- _Brief_
Find each line with the word "Windows" in it, then give the total alone.

- _Available records_
--------
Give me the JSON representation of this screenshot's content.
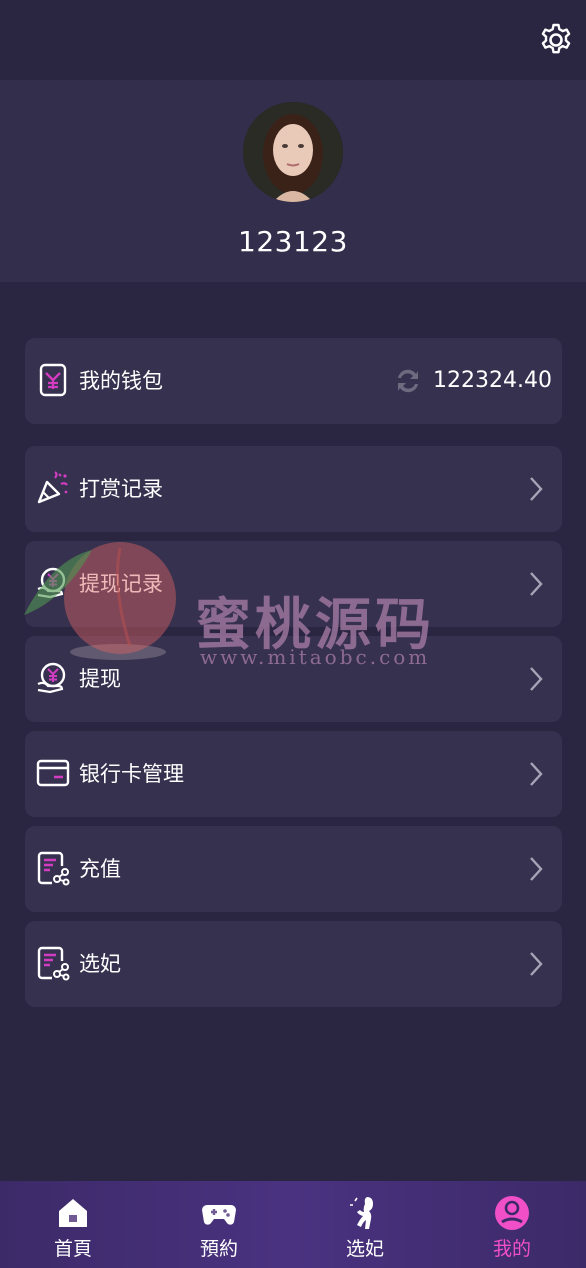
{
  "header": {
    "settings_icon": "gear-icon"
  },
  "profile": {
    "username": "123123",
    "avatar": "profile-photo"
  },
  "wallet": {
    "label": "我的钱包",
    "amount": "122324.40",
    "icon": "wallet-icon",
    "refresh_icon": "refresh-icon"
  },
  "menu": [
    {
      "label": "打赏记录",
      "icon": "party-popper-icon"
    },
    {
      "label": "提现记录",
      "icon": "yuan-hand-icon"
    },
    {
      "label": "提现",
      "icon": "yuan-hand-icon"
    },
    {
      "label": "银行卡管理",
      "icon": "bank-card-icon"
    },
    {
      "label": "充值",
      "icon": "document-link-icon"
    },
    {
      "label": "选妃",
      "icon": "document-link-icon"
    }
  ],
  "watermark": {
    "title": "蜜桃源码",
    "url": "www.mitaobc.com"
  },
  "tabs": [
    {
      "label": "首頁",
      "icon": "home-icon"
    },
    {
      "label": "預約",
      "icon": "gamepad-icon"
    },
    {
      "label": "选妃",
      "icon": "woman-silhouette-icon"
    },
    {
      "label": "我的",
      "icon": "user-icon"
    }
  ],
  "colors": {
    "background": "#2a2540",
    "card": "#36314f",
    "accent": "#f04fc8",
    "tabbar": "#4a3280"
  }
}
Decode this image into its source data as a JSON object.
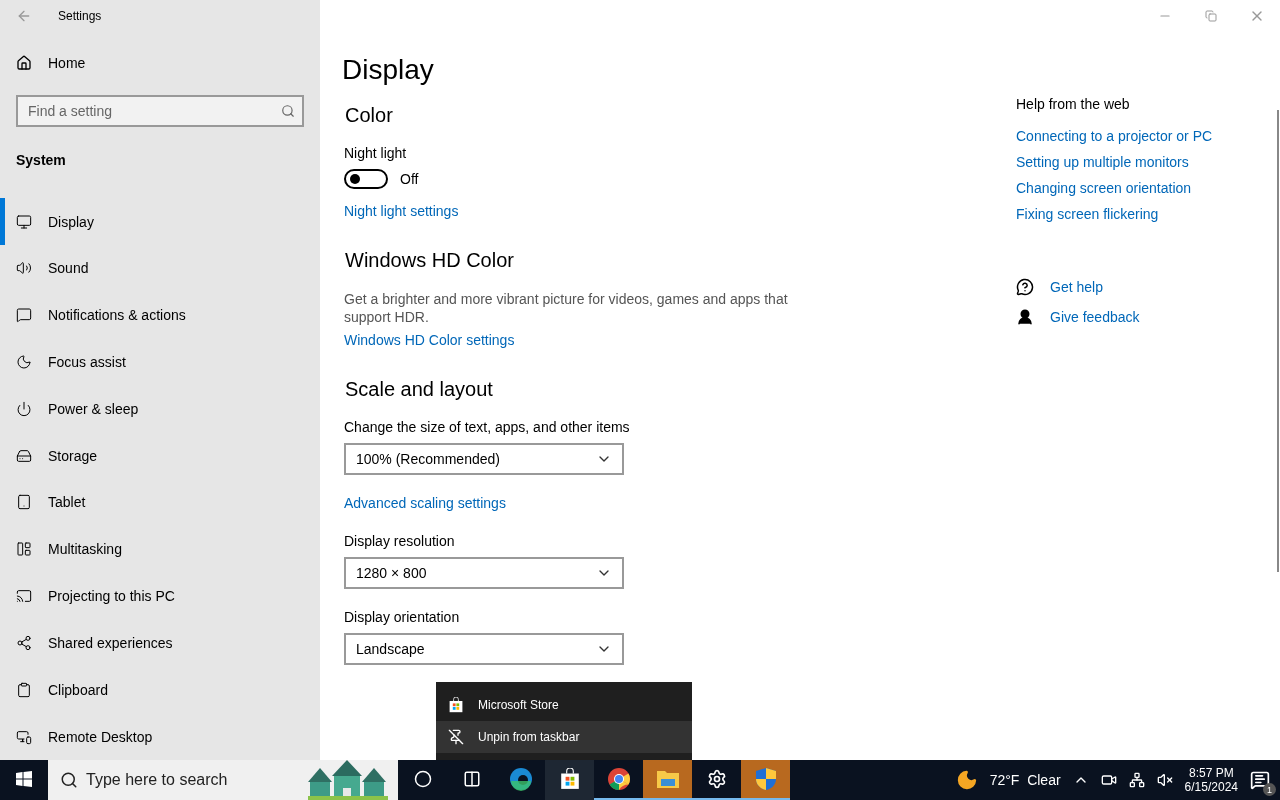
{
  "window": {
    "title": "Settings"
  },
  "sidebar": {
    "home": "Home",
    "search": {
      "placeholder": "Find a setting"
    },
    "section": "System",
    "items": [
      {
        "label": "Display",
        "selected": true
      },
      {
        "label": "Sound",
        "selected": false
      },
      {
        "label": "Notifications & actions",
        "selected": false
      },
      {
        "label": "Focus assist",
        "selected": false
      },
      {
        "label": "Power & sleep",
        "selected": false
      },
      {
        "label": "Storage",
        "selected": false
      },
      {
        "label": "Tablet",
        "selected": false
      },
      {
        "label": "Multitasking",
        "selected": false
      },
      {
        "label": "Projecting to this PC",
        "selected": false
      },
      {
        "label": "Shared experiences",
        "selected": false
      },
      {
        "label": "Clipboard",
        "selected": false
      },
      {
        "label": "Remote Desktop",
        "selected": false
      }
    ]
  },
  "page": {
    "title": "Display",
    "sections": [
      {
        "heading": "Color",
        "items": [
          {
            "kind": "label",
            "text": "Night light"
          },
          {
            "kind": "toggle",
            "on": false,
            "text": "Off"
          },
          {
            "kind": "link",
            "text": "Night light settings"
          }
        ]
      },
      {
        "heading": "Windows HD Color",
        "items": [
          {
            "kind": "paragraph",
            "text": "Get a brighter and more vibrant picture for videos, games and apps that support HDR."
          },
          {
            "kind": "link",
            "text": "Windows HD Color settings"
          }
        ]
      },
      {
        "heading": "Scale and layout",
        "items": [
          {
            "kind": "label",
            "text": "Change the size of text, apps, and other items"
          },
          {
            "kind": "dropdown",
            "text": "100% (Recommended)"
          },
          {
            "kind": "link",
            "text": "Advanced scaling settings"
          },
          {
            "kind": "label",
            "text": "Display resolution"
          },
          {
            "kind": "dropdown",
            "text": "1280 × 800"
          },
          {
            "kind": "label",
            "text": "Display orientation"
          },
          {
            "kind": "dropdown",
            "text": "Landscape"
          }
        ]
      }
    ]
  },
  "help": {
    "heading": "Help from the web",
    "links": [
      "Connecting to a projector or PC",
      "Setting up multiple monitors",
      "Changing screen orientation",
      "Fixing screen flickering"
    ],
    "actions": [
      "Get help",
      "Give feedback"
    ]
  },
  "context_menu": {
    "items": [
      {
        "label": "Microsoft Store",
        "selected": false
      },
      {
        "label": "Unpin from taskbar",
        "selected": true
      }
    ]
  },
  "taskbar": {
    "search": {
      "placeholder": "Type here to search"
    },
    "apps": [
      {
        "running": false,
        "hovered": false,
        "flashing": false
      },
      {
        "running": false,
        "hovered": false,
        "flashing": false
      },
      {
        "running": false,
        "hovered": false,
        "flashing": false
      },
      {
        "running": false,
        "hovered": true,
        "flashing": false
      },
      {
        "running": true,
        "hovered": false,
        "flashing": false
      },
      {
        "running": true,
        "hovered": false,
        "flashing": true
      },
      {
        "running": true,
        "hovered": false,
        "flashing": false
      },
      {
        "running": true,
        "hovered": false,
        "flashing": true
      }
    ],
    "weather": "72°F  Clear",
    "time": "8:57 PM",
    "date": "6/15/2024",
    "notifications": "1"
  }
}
--------
- _Complete response_
2